**Work instructions**
Each line of the material must be returned exactly.

--------------------------------------------------

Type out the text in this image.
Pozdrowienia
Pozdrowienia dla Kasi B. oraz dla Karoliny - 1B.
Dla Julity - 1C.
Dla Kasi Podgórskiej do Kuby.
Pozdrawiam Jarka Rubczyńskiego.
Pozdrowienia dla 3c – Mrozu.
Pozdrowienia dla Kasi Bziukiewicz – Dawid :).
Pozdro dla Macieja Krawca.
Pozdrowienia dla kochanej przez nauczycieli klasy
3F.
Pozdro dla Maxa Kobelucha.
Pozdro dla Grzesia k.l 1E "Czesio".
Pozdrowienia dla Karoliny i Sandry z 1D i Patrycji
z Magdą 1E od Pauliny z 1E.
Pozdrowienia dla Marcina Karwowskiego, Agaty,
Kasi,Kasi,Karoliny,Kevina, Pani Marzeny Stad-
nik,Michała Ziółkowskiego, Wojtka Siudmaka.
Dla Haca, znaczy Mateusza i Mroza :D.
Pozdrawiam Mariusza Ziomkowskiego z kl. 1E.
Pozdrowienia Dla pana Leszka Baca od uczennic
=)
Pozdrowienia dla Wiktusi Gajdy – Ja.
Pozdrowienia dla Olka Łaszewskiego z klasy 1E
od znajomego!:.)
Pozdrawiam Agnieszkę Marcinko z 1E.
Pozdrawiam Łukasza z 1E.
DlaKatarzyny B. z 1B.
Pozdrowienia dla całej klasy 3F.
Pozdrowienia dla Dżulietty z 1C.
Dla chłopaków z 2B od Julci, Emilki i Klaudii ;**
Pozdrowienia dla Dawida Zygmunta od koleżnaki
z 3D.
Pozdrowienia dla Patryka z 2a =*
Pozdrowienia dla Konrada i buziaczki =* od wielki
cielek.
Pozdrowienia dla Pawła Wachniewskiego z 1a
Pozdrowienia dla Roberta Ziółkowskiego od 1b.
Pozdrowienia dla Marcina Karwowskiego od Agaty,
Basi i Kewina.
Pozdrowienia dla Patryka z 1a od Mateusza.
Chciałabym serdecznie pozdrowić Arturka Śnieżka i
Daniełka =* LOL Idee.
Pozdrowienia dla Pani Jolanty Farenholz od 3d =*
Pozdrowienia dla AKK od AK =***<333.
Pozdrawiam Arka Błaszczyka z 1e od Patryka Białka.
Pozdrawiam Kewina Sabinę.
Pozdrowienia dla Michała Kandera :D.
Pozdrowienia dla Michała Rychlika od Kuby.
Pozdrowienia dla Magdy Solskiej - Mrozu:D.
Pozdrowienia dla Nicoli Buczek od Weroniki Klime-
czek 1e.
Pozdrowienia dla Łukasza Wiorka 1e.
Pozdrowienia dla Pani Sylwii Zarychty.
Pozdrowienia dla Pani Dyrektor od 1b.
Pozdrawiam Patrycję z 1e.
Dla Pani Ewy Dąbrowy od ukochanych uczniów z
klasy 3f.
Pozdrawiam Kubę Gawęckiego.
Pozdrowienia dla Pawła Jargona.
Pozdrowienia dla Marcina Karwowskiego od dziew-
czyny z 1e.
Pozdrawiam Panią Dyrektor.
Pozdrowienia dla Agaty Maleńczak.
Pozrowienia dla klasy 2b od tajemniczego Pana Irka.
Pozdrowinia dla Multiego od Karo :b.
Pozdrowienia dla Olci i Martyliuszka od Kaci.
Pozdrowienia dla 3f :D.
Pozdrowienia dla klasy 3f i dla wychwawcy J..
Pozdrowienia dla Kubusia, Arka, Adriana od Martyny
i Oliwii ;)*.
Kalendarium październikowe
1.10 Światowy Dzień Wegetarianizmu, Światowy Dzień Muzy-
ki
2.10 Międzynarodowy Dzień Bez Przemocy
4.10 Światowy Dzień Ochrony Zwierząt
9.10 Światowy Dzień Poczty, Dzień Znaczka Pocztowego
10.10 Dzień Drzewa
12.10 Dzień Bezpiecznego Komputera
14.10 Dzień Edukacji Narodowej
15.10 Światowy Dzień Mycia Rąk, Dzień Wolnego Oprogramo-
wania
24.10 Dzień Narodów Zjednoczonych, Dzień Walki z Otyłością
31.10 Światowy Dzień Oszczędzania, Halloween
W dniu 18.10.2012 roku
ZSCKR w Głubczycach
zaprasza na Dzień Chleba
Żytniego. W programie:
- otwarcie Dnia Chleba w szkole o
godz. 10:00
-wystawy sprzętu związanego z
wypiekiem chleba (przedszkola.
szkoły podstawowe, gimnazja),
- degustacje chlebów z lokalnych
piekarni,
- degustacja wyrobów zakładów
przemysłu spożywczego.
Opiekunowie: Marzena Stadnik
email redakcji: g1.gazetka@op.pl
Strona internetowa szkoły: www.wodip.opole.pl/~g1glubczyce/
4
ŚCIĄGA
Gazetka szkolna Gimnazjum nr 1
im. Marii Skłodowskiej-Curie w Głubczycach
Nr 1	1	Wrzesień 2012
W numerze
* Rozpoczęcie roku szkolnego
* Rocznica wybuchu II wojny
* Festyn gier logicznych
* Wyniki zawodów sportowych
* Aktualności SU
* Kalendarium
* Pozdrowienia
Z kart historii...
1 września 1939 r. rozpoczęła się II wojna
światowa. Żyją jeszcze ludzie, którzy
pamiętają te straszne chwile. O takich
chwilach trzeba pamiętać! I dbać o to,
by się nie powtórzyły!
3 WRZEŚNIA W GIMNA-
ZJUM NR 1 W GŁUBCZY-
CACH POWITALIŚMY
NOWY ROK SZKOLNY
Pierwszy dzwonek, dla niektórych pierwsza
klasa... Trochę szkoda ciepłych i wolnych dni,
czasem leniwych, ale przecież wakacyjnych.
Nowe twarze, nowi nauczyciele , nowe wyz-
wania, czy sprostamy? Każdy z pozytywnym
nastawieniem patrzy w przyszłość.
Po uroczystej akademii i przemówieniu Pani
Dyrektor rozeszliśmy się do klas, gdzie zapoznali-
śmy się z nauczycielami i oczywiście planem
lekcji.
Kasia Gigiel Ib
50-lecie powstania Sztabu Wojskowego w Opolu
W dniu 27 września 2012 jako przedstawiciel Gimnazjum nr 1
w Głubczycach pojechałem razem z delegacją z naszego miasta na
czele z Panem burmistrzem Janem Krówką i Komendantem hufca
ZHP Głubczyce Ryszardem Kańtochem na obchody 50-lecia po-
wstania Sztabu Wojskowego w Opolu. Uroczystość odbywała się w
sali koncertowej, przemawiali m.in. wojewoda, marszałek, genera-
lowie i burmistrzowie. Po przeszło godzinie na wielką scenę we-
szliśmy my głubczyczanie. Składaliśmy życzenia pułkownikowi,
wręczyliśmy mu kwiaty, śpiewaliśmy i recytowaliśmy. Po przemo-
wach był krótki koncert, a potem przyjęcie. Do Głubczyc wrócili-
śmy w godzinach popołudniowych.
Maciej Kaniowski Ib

--------------------------------------------------

**Answer to this problem**
Type out the text in this image.
Pozdrowienia
Pozdrowienia dla Kasi B. oraz dla Karoliny - 1B.
Dla Julity - 1C.
Dla Kasi Podgórskiej do Kuby.
Pozdrawiam Jarka Rubczyńskiego.
Pozdrowienia dla 3c – Mrozu.
Pozdrowienia dla Kasi Bziukiewicz – Dawid :).
Pozdro dla Macieja Krawca.
Pozdrowienia dla kochanej przez nauczycieli klasy
3F.
Pozdro dla Maxa Kobelucha.
Pozdro dla Grzesia k.l 1E "Czesio".
Pozdrowienia dla Karoliny i Sandry z 1D i Patrycji
z Magdą 1E od Pauliny z 1E.
Pozdrowienia dla Marcina Karwowskiego, Agaty,
Kasi,Kasi,Karoliny,Kevina, Pani Marzeny Stad-
nik,Michała Ziółkowskiego, Wojtka Siudmaka.
Dla Haca, znaczy Mateusza i Mroza :D.
Pozdrawiam Mariusza Ziomkowskiego z kl. 1E.
Pozdrowienia Dla pana Leszka Baca od uczennic
=)
Pozdrowienia dla Wiktusi Gajdy – Ja.
Pozdrowienia dla Olka Łaszewskiego z klasy 1E
od znajomego!:.)
Pozdrawiam Agnieszkę Marcinko z 1E.
Pozdrawiam Łukasza z 1E.
DlaKatarzyny B. z 1B.
Pozdrowienia dla całej klasy 3F.
Pozdrowienia dla Dżulietty z 1C.
Dla chłopaków z 2B od Julci, Emilki i Klaudii ;**
Pozdrowienia dla Dawida Zygmunta od koleżnaki
z 3D.
Pozdrowienia dla Patryka z 2a =*
Pozdrowienia dla Konrada i buziaczki =* od wielki
cielek.
Pozdrowienia dla Pawła Wachniewskiego z 1a
Pozdrowienia dla Roberta Ziółkowskiego od 1b.
Pozdrowienia dla Marcina Karwowskiego od Agaty,
Basi i Kewina.
Pozdrowienia dla Patryka z 1a od Mateusza.
Chciałabym serdecznie pozdrowić Arturka Śnieżka i
Daniełka =* LOL Idee.
Pozdrowienia dla Pani Jolanty Farenholz od 3d =*
Pozdrowienia dla AKK od AK =***<333.
Pozdrawiam Arka Błaszczyka z 1e od Patryka Białka.
Pozdrawiam Kewina Sabinę.
Pozdrowienia dla Michała Kandera :D.
Pozdrowienia dla Michała Rychlika od Kuby.
Pozdrowienia dla Magdy Solskiej - Mrozu:D.
Pozdrowienia dla Nicoli Buczek od Weroniki Klime-
czek 1e.
Pozdrowienia dla Łukasza Wiorka 1e.
Pozdrowienia dla Pani Sylwii Zarychty.
Pozdrowienia dla Pani Dyrektor od 1b.
Pozdrawiam Patrycję z 1e.
Dla Pani Ewy Dąbrowy od ukochanych uczniów z
klasy 3f.
Pozdrawiam Kubę Gawęckiego.
Pozdrowienia dla Pawła Jargona.
Pozdrowienia dla Marcina Karwowskiego od dziew-
czyny z 1e.
Pozdrawiam Panią Dyrektor.
Pozdrowienia dla Agaty Maleńczak.
Pozrowienia dla klasy 2b od tajemniczego Pana Irka.
Pozdrowinia dla Multiego od Karo :b.
Pozdrowienia dla Olci i Martyliuszka od Kaci.
Pozdrowienia dla 3f :D.
Pozdrowienia dla klasy 3f i dla wychwawcy J..
Pozdrowienia dla Kubusia, Arka, Adriana od Martyny
i Oliwii ;)*.
Kalendarium październikowe
1.10 Światowy Dzień Wegetarianizmu, Światowy Dzień Muzy-
ki
2.10 Międzynarodowy Dzień Bez Przemocy
4.10 Światowy Dzień Ochrony Zwierząt
9.10 Światowy Dzień Poczty, Dzień Znaczka Pocztowego
10.10 Dzień Drzewa
12.10 Dzień Bezpiecznego Komputera
14.10 Dzień Edukacji Narodowej
15.10 Światowy Dzień Mycia Rąk, Dzień Wolnego Oprogramo-
wania
24.10 Dzień Narodów Zjednoczonych, Dzień Walki z Otyłością
31.10 Światowy Dzień Oszczędzania, Halloween
W dniu 18.10.2012 roku
ZSCKR w Głubczycach
zaprasza na Dzień Chleba
Żytniego. W programie:
- otwarcie Dnia Chleba w szkole o
godz. 10:00
-wystawy sprzętu związanego z
wypiekiem chleba (przedszkola.
szkoły podstawowe, gimnazja),
- degustacje chlebów z lokalnych
piekarni,
- degustacja wyrobów zakładów
przemysłu spożywczego.
Opiekunowie: Marzena Stadnik
email redakcji: g1.gazetka@op.pl
Strona internetowa szkoły: www.wodip.opole.pl/~g1glubczyce/
4
ŚCIĄGA
Gazetka szkolna Gimnazjum nr 1
im. Marii Skłodowskiej-Curie w Głubczycach
Nr 1	1	Wrzesień 2012
W numerze
* Rozpoczęcie roku szkolnego
* Rocznica wybuchu II wojny
* Festyn gier logicznych
* Wyniki zawodów sportowych
* Aktualności SU
* Kalendarium
* Pozdrowienia
Z kart historii...
1 września 1939 r. rozpoczęła się II wojna
światowa. Żyją jeszcze ludzie, którzy
pamiętają te straszne chwile. O takich
chwilach trzeba pamiętać! I dbać o to,
by się nie powtórzyły!
3 WRZEŚNIA W GIMNA-
ZJUM NR 1 W GŁUBCZY-
CACH POWITALIŚMY
NOWY ROK SZKOLNY
Pierwszy dzwonek, dla niektórych pierwsza
klasa... Trochę szkoda ciepłych i wolnych dni,
czasem leniwych, ale przecież wakacyjnych.
Nowe twarze, nowi nauczyciele , nowe wyz-
wania, czy sprostamy? Każdy z pozytywnym
nastawieniem patrzy w przyszłość.
Po uroczystej akademii i przemówieniu Pani
Dyrektor rozeszliśmy się do klas, gdzie zapoznali-
śmy się z nauczycielami i oczywiście planem
lekcji.
Kasia Gigiel Ib
50-lecie powstania Sztabu Wojskowego w Opolu
W dniu 27 września 2012 jako przedstawiciel Gimnazjum nr 1
w Głubczycach pojechałem razem z delegacją z naszego miasta na
czele z Panem burmistrzem Janem Krówką i Komendantem hufca
ZHP Głubczyce Ryszardem Kańtochem na obchody 50-lecia po-
wstania Sztabu Wojskowego w Opolu. Uroczystość odbywała się w
sali koncertowej, przemawiali m.in. wojewoda, marszałek, genera-
lowie i burmistrzowie. Po przeszło godzinie na wielką scenę we-
szliśmy my głubczyczanie. Składaliśmy życzenia pułkownikowi,
wręczyliśmy mu kwiaty, śpiewaliśmy i recytowaliśmy. Po przemo-
wach był krótki koncert, a potem przyjęcie. Do Głubczyc wrócili-
śmy w godzinach popołudniowych.
Maciej Kaniowski Ib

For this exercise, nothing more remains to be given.